EXERCISE GOAL -
If a line in the data below contains the word "annan", copy it out.

PROVIDED RECORDS -
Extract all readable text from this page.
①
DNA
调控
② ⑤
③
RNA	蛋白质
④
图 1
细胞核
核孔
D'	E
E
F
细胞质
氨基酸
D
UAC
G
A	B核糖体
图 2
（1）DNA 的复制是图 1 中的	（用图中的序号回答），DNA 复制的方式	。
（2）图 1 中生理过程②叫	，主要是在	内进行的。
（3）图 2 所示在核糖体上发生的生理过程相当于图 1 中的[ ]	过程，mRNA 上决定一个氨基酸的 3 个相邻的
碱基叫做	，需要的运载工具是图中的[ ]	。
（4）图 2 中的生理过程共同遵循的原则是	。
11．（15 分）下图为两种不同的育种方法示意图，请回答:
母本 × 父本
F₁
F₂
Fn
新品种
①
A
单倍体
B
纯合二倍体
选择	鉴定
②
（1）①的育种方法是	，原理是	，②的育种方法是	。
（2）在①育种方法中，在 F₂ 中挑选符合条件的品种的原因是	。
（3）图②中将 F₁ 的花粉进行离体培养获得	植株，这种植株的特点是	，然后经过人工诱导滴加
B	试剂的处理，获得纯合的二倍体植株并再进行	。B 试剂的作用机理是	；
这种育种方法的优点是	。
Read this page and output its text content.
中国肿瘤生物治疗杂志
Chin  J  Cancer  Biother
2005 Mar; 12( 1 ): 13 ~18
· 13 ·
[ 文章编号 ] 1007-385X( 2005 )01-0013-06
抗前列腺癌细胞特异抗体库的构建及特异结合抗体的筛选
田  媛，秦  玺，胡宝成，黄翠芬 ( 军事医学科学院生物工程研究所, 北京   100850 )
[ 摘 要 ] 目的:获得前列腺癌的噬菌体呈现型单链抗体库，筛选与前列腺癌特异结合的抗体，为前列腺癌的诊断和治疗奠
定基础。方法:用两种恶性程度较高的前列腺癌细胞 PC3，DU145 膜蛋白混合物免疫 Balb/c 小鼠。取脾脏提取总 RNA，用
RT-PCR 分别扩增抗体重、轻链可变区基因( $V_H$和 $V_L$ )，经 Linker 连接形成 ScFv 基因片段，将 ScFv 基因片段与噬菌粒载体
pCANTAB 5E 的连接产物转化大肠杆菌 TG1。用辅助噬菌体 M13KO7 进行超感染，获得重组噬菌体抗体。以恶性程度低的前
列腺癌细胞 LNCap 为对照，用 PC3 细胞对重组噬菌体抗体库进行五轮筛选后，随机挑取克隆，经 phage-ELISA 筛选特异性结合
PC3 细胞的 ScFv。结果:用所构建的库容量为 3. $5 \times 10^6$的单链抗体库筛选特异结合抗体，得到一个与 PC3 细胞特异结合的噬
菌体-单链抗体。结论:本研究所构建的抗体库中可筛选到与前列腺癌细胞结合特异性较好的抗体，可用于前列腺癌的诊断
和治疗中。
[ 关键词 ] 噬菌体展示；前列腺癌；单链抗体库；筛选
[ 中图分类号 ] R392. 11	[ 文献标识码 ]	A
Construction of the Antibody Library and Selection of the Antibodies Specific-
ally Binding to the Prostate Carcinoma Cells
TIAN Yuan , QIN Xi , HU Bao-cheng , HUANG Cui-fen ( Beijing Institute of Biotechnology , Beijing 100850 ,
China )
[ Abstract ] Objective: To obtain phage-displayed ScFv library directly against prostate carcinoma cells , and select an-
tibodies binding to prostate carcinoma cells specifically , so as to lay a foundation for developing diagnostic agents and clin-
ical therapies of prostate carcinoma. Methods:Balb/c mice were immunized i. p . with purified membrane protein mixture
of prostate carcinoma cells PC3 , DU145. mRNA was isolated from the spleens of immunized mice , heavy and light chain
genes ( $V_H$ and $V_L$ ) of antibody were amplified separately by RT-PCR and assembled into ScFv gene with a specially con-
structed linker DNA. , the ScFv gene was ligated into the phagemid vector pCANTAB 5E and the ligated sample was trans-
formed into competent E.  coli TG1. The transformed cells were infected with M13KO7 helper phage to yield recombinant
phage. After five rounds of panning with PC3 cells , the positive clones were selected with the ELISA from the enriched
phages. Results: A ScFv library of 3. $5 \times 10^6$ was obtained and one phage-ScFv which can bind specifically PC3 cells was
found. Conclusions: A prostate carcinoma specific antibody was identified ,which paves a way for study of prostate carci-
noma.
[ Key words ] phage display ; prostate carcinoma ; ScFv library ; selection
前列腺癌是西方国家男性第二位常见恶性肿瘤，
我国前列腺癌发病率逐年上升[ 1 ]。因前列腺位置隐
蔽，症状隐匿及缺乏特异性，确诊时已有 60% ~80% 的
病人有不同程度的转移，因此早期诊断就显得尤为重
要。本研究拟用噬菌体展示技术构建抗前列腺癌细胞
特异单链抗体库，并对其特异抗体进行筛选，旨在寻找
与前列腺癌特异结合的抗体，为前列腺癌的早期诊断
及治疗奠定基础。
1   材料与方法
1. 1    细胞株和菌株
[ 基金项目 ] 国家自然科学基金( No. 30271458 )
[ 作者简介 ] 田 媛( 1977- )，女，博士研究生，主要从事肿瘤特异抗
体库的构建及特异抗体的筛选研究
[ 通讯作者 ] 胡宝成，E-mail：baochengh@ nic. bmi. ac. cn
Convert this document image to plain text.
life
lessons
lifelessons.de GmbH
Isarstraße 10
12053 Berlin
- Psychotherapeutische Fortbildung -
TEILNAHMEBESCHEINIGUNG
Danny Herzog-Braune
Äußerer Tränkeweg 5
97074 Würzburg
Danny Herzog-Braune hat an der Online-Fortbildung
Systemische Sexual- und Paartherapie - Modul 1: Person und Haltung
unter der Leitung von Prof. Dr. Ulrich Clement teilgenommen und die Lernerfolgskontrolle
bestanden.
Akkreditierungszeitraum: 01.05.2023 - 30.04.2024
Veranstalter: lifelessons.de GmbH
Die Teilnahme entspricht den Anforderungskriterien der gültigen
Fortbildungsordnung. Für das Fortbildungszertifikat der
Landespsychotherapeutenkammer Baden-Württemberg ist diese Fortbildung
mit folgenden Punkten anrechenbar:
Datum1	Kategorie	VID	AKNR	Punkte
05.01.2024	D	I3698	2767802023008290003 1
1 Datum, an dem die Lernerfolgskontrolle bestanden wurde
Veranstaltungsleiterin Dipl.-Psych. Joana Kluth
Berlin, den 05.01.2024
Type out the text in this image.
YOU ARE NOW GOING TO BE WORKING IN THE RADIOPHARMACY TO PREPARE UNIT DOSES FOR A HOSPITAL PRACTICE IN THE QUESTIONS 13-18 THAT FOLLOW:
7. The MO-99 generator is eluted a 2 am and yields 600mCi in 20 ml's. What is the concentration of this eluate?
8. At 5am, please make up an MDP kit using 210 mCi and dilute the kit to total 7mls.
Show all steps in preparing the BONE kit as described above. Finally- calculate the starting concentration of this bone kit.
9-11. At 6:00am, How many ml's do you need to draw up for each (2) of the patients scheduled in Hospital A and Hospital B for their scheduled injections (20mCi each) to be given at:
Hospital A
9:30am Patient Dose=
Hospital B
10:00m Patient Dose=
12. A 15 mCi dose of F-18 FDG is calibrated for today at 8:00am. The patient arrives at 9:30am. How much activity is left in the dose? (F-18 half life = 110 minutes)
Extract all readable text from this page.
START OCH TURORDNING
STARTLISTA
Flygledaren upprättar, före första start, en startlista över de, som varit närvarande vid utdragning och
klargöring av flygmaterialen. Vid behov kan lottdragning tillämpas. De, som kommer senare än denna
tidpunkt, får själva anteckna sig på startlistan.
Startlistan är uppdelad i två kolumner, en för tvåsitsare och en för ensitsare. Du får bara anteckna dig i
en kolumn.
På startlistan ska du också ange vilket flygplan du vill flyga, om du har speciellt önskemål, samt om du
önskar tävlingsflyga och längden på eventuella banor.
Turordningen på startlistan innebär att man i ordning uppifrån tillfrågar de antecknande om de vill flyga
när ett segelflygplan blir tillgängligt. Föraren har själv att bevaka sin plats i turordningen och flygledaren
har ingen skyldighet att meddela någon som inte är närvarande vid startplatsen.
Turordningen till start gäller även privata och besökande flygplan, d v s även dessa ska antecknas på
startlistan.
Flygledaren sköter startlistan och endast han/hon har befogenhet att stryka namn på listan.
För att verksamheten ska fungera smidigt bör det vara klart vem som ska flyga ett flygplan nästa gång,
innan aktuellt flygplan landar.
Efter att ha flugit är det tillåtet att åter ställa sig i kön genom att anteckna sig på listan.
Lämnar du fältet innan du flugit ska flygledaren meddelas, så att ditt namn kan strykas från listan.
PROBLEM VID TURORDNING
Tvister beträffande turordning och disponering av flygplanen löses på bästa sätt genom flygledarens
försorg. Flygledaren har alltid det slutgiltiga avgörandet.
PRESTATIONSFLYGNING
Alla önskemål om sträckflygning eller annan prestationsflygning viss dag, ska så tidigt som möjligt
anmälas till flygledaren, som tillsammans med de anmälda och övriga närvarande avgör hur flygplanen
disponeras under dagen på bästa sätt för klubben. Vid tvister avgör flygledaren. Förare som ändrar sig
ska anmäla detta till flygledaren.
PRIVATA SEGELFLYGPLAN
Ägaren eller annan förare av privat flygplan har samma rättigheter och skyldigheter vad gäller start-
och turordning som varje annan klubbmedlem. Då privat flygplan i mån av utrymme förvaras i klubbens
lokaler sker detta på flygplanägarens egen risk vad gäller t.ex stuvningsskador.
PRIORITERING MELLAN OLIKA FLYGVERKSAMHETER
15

OUTPUT -
Alla önskemål om sträckflygning eller annan prestationsflygning viss dag, ska så tidigt som möjligt
Ägaren eller annan förare av privat flygplan har samma rättigheter och skyldigheter vad gäller start-
och turordning som varje annan klubbmedlem. Då privat flygplan i mån av utrymme förvaras i klubbens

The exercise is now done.